* begin Data lines *

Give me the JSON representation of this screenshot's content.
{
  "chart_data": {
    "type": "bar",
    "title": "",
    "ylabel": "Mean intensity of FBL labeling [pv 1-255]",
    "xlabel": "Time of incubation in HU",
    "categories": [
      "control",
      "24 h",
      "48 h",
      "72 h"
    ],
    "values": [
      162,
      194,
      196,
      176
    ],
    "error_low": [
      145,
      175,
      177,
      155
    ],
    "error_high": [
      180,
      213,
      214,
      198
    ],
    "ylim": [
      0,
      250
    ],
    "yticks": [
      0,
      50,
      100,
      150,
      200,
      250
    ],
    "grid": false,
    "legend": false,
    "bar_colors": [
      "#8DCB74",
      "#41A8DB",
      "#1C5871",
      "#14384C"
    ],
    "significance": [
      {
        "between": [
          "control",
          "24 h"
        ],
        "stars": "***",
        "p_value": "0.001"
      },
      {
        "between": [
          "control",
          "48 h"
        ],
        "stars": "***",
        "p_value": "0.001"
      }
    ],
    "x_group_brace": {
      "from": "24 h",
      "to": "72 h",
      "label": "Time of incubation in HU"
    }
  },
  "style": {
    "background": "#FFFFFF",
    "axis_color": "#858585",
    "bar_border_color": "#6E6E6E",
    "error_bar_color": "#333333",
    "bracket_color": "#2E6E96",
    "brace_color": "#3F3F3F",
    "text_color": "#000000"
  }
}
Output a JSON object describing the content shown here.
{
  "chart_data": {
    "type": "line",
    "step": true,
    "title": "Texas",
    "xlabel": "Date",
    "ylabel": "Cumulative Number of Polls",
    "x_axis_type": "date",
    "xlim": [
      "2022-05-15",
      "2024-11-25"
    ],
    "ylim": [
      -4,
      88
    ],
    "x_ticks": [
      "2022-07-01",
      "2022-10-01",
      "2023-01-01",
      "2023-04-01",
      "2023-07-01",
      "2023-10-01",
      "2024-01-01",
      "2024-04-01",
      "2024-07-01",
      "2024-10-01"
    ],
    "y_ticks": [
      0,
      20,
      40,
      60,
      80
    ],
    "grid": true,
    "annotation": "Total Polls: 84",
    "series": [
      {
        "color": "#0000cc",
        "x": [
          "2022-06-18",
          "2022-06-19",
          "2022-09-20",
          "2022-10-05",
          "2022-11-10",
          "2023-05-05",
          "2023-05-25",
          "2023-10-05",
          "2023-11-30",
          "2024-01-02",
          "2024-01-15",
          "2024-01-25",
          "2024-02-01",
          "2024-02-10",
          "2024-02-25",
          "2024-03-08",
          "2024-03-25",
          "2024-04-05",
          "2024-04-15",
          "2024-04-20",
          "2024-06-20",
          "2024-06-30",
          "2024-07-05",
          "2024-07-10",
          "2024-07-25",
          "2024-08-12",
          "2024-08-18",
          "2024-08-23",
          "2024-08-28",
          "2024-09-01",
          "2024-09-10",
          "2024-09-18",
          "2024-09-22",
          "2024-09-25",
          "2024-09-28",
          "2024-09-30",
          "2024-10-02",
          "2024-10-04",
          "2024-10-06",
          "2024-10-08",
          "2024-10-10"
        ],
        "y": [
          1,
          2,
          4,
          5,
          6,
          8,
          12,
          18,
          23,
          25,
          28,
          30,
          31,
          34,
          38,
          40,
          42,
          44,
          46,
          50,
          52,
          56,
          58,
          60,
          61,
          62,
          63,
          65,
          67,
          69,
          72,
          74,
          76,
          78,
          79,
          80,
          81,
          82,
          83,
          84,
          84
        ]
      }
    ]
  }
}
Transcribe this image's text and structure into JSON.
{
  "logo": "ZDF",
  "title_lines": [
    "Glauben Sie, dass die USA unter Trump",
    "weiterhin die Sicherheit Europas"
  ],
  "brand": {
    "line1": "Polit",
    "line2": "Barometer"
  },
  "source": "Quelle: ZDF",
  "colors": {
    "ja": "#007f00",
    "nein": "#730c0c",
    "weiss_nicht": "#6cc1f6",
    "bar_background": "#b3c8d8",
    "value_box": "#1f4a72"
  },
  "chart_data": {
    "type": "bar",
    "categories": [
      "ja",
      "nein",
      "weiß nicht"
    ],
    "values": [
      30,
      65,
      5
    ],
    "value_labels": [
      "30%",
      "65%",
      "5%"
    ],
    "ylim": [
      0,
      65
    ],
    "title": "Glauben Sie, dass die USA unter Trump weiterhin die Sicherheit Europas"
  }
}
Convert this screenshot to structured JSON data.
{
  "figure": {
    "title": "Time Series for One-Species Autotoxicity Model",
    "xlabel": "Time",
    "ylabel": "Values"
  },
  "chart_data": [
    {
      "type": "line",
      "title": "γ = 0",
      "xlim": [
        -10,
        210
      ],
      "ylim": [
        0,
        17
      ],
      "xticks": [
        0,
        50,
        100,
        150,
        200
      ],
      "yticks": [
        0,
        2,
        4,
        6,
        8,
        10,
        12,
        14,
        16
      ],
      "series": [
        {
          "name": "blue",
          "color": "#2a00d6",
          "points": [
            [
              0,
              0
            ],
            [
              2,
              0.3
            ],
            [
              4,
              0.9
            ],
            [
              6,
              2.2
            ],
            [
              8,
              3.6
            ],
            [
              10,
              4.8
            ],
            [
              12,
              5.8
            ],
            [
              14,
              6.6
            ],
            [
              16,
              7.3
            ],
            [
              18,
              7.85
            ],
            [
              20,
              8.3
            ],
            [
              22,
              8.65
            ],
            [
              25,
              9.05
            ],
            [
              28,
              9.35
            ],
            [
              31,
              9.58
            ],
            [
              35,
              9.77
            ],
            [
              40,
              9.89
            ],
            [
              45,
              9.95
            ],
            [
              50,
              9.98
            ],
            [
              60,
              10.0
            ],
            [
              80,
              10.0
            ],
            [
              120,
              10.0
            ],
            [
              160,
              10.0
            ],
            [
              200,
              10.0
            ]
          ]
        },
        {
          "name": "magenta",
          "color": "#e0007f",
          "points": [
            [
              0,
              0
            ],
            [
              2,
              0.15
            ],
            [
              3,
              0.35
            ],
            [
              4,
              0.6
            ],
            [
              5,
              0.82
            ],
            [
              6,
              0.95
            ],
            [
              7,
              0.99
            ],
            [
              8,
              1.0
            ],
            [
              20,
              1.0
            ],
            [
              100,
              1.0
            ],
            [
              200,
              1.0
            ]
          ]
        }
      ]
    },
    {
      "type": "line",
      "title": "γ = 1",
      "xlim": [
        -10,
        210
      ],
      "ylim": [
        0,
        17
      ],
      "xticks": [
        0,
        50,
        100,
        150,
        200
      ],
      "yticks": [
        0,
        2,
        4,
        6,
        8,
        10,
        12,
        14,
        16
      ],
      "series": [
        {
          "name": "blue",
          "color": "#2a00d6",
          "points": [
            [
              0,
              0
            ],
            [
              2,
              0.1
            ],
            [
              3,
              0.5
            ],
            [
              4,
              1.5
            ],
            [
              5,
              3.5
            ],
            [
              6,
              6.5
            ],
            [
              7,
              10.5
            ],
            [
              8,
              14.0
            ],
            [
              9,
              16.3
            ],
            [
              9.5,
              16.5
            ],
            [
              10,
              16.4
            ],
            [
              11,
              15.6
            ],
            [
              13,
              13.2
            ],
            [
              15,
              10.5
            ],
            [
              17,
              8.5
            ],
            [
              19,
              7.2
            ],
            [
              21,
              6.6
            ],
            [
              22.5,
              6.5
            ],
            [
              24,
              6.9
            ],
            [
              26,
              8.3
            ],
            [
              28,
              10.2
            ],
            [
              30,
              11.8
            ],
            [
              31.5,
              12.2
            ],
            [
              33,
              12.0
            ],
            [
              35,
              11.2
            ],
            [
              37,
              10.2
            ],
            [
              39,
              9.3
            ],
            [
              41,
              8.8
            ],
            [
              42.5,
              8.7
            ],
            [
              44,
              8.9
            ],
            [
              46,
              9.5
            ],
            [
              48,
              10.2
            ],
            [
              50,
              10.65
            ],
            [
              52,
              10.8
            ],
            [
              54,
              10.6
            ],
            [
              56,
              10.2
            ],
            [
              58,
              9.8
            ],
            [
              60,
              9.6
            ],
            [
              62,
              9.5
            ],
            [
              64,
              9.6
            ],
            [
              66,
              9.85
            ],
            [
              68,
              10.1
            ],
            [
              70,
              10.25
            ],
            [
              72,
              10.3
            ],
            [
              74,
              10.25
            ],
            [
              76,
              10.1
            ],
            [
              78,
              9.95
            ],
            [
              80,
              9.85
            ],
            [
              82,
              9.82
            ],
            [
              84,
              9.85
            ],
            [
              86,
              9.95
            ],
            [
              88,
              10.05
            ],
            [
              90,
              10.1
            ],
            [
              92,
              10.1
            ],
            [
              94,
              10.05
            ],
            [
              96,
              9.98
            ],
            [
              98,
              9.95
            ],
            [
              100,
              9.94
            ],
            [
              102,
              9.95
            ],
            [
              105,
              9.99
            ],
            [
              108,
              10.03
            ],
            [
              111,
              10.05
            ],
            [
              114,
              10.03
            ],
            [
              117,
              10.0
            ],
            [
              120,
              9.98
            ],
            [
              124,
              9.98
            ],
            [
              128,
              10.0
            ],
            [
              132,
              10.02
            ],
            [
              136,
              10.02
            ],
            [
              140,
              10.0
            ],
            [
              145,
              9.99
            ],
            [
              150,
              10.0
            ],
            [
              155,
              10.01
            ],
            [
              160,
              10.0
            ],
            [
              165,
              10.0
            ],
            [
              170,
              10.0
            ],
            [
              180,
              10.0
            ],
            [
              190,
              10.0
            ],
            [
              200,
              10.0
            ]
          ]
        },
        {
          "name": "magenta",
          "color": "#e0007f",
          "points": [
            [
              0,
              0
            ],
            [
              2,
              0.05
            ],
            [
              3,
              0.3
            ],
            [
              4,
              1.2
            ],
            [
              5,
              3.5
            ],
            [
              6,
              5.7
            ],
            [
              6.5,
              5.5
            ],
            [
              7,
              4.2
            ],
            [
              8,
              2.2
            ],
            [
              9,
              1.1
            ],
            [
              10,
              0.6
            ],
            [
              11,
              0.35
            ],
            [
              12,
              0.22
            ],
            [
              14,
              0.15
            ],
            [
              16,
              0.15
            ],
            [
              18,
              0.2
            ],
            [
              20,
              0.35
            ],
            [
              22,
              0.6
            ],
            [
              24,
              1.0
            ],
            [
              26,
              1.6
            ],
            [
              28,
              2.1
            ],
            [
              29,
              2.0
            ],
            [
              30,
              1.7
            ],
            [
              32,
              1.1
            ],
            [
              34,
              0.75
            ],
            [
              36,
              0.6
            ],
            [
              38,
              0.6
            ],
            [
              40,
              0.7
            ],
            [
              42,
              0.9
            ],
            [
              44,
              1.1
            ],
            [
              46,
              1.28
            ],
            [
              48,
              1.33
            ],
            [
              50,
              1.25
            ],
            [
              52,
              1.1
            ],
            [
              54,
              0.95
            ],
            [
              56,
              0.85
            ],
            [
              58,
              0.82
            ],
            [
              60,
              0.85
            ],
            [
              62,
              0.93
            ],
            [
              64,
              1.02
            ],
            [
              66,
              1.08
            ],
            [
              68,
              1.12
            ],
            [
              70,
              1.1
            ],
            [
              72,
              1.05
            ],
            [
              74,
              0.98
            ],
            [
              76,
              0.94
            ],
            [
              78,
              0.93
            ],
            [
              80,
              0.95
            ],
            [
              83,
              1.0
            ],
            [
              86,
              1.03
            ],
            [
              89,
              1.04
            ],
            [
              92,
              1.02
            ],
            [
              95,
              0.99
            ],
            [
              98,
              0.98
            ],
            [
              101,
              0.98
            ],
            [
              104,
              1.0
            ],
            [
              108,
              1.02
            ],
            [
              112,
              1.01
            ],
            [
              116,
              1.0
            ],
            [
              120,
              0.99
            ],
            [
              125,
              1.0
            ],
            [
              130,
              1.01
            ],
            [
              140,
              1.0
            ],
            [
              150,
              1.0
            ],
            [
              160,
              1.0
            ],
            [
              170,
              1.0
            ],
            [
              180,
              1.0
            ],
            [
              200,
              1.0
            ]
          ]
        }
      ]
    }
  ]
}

* end Data lines *

Written problem: From the entries above, copy each line holding "Polls".

Solved exercise:
    "ylabel": "Cumulative Number of Polls",
    "annotation": "Total Polls: 84",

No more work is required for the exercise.